- **Written request**: Output the records. Match them exactly.

──────── Extracted material ────────

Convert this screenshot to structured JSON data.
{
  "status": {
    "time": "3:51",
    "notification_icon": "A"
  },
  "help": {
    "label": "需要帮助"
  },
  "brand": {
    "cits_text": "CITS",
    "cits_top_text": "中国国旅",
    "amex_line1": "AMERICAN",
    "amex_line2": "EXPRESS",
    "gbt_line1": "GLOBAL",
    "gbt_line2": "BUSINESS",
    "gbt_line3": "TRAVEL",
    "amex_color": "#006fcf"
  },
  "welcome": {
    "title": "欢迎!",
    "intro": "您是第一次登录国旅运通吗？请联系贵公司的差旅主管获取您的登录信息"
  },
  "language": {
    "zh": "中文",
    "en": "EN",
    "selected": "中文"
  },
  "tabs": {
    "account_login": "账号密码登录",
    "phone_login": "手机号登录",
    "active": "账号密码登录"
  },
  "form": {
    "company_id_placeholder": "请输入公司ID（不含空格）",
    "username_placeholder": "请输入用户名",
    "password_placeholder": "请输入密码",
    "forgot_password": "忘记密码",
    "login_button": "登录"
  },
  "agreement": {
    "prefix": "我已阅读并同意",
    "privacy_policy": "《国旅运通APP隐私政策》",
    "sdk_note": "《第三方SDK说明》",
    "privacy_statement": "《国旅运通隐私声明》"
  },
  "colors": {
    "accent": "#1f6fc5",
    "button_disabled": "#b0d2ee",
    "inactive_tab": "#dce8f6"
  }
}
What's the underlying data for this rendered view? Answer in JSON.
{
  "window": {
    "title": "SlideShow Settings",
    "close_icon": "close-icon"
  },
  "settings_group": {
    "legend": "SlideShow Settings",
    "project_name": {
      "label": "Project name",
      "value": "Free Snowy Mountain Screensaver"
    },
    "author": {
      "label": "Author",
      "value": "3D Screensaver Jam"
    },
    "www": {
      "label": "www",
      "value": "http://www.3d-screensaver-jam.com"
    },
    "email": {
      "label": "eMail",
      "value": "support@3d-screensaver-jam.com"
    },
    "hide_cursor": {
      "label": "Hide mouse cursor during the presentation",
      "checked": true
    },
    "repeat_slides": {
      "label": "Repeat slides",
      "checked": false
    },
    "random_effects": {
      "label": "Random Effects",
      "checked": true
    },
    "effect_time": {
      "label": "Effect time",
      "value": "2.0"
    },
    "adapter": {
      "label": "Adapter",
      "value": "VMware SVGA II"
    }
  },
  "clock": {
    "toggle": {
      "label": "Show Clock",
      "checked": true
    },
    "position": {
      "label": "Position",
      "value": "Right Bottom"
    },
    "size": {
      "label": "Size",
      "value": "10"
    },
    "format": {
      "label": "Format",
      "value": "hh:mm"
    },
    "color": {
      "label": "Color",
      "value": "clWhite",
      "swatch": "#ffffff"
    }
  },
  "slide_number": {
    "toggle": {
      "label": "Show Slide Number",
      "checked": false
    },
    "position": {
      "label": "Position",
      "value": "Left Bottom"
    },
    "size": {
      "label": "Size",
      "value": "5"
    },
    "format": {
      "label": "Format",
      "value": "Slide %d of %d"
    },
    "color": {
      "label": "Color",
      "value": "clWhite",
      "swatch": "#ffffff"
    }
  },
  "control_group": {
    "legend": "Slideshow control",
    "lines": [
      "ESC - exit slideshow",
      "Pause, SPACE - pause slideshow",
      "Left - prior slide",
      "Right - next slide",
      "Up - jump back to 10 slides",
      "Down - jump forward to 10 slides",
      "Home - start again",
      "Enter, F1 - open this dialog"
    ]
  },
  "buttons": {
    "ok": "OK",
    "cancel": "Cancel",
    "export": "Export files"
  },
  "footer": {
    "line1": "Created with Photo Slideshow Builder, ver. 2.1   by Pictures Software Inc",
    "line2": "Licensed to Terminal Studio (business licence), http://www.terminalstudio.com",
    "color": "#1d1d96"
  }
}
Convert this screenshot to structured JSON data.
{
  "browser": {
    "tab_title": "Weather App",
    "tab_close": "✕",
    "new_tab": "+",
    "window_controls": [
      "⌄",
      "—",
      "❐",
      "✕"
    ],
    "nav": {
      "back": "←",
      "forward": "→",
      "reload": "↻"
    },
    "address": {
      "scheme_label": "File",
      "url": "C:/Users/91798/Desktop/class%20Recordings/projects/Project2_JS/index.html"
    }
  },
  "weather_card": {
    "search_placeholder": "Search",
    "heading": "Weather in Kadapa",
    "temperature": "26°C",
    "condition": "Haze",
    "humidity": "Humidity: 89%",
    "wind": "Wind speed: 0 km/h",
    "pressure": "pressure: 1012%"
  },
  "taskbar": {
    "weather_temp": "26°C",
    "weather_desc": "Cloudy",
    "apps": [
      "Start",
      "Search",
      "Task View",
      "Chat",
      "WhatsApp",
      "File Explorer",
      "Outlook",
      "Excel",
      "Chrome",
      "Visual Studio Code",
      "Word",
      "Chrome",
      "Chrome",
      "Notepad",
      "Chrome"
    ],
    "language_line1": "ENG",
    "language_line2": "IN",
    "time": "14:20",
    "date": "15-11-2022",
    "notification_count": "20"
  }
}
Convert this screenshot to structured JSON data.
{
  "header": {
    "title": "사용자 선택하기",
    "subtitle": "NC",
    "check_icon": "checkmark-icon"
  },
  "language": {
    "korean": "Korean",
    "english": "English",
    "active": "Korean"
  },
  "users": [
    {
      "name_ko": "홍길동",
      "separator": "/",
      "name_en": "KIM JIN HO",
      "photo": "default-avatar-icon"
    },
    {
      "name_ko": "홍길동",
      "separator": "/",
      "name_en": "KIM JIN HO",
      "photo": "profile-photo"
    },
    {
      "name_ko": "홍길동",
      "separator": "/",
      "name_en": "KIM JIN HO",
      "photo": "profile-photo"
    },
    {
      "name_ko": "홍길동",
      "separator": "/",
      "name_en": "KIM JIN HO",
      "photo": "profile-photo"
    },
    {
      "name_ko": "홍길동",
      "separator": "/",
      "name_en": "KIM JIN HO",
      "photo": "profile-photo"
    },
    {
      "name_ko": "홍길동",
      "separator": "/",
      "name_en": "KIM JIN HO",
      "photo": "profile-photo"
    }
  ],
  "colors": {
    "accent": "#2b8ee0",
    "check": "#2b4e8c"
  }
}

────────

- **Problem solution**:
Convert this screenshot to structured JSON data.
{
  "status": {
    "time": "3:51",
    "notification_icon": "A"
  },
  "help": {
    "label": "需要帮助"
  },
  "brand": {
    "cits_text": "CITS",
    "cits_top_text": "中国国旅",
    "amex_line1": "AMERICAN",
    "amex_line2": "EXPRESS",
    "gbt_line1": "GLOBAL",
    "gbt_line2": "BUSINESS",
    "gbt_line3": "TRAVEL",
    "amex_color": "#006fcf"
  },
  "welcome": {
    "title": "欢迎!",
    "intro": "您是第一次登录国旅运通吗？请联系贵公司的差旅主管获取您的登录信息"
  },
  "language": {
    "zh": "中文",
    "en": "EN",
    "selected": "中文"
  },
  "tabs": {
    "account_login": "账号密码登录",
    "phone_login": "手机号登录",
    "active": "账号密码登录"
  },
  "form": {
    "company_id_placeholder": "请输入公司ID（不含空格）",
    "username_placeholder": "请输入用户名",
    "password_placeholder": "请输入密码",
    "forgot_password": "忘记密码",
    "login_button": "登录"
  },
  "agreement": {
    "prefix": "我已阅读并同意",
    "privacy_policy": "《国旅运通APP隐私政策》",
    "sdk_note": "《第三方SDK说明》",
    "privacy_statement": "《国旅运通隐私声明》"
  },
  "colors": {
    "accent": "#1f6fc5",
    "button_disabled": "#b0d2ee",
    "inactive_tab": "#dce8f6"
  }
}
What's the underlying data for this rendered view? Answer in JSON.
{
  "window": {
    "title": "SlideShow Settings",
    "close_icon": "close-icon"
  },
  "settings_group": {
    "legend": "SlideShow Settings",
    "project_name": {
      "label": "Project name",
      "value": "Free Snowy Mountain Screensaver"
    },
    "author": {
      "label": "Author",
      "value": "3D Screensaver Jam"
    },
    "www": {
      "label": "www",
      "value": "http://www.3d-screensaver-jam.com"
    },
    "email": {
      "label": "eMail",
      "value": "support@3d-screensaver-jam.com"
    },
    "hide_cursor": {
      "label": "Hide mouse cursor during the presentation",
      "checked": true
    },
    "repeat_slides": {
      "label": "Repeat slides",
      "checked": false
    },
    "random_effects": {
      "label": "Random Effects",
      "checked": true
    },
    "effect_time": {
      "label": "Effect time",
      "value": "2.0"
    },
    "adapter": {
      "label": "Adapter",
      "value": "VMware SVGA II"
    }
  },
  "clock": {
    "toggle": {
      "label": "Show Clock",
      "checked": true
    },
    "position": {
      "label": "Position",
      "value": "Right Bottom"
    },
    "size": {
      "label": "Size",
      "value": "10"
    },
    "format": {
      "label": "Format",
      "value": "hh:mm"
    },
    "color": {
      "label": "Color",
      "value": "clWhite",
      "swatch": "#ffffff"
    }
  },
  "slide_number": {
    "toggle": {
      "label": "Show Slide Number",
      "checked": false
    },
    "position": {
      "label": "Position",
      "value": "Left Bottom"
    },
    "size": {
      "label": "Size",
      "value": "5"
    },
    "format": {
      "label": "Format",
      "value": "Slide %d of %d"
    },
    "color": {
      "label": "Color",
      "value": "clWhite",
      "swatch": "#ffffff"
    }
  },
  "control_group": {
    "legend": "Slideshow control",
    "lines": [
      "ESC - exit slideshow",
      "Pause, SPACE - pause slideshow",
      "Left - prior slide",
      "Right - next slide",
      "Up - jump back to 10 slides",
      "Down - jump forward to 10 slides",
      "Home - start again",
      "Enter, F1 - open this dialog"
    ]
  },
  "buttons": {
    "ok": "OK",
    "cancel": "Cancel",
    "export": "Export files"
  },
  "footer": {
    "line1": "Created with Photo Slideshow Builder, ver. 2.1   by Pictures Software Inc",
    "line2": "Licensed to Terminal Studio (business licence), http://www.terminalstudio.com",
    "color": "#1d1d96"
  }
}
Convert this screenshot to structured JSON data.
{
  "browser": {
    "tab_title": "Weather App",
    "tab_close": "✕",
    "new_tab": "+",
    "window_controls": [
      "⌄",
      "—",
      "❐",
      "✕"
    ],
    "nav": {
      "back": "←",
      "forward": "→",
      "reload": "↻"
    },
    "address": {
      "scheme_label": "File",
      "url": "C:/Users/91798/Desktop/class%20Recordings/projects/Project2_JS/index.html"
    }
  },
  "weather_card": {
    "search_placeholder": "Search",
    "heading": "Weather in Kadapa",
    "temperature": "26°C",
    "condition": "Haze",
    "humidity": "Humidity: 89%",
    "wind": "Wind speed: 0 km/h",
    "pressure": "pressure: 1012%"
  },
  "taskbar": {
    "weather_temp": "26°C",
    "weather_desc": "Cloudy",
    "apps": [
      "Start",
      "Search",
      "Task View",
      "Chat",
      "WhatsApp",
      "File Explorer",
      "Outlook",
      "Excel",
      "Chrome",
      "Visual Studio Code",
      "Word",
      "Chrome",
      "Chrome",
      "Notepad",
      "Chrome"
    ],
    "language_line1": "ENG",
    "language_line2": "IN",
    "time": "14:20",
    "date": "15-11-2022",
    "notification_count": "20"
  }
}
Convert this screenshot to structured JSON data.
{
  "header": {
    "title": "사용자 선택하기",
    "subtitle": "NC",
    "check_icon": "checkmark-icon"
  },
  "language": {
    "korean": "Korean",
    "english": "English",
    "active": "Korean"
  },
  "users": [
    {
      "name_ko": "홍길동",
      "separator": "/",
      "name_en": "KIM JIN HO",
      "photo": "default-avatar-icon"
    },
    {
      "name_ko": "홍길동",
      "separator": "/",
      "name_en": "KIM JIN HO",
      "photo": "profile-photo"
    },
    {
      "name_ko": "홍길동",
      "separator": "/",
      "name_en": "KIM JIN HO",
      "photo": "profile-photo"
    },
    {
      "name_ko": "홍길동",
      "separator": "/",
      "name_en": "KIM JIN HO",
      "photo": "profile-photo"
    },
    {
      "name_ko": "홍길동",
      "separator": "/",
      "name_en": "KIM JIN HO",
      "photo": "profile-photo"
    },
    {
      "name_ko": "홍길동",
      "separator": "/",
      "name_en": "KIM JIN HO",
      "photo": "profile-photo"
    }
  ],
  "colors": {
    "accent": "#2b8ee0",
    "check": "#2b4e8c"
  }
}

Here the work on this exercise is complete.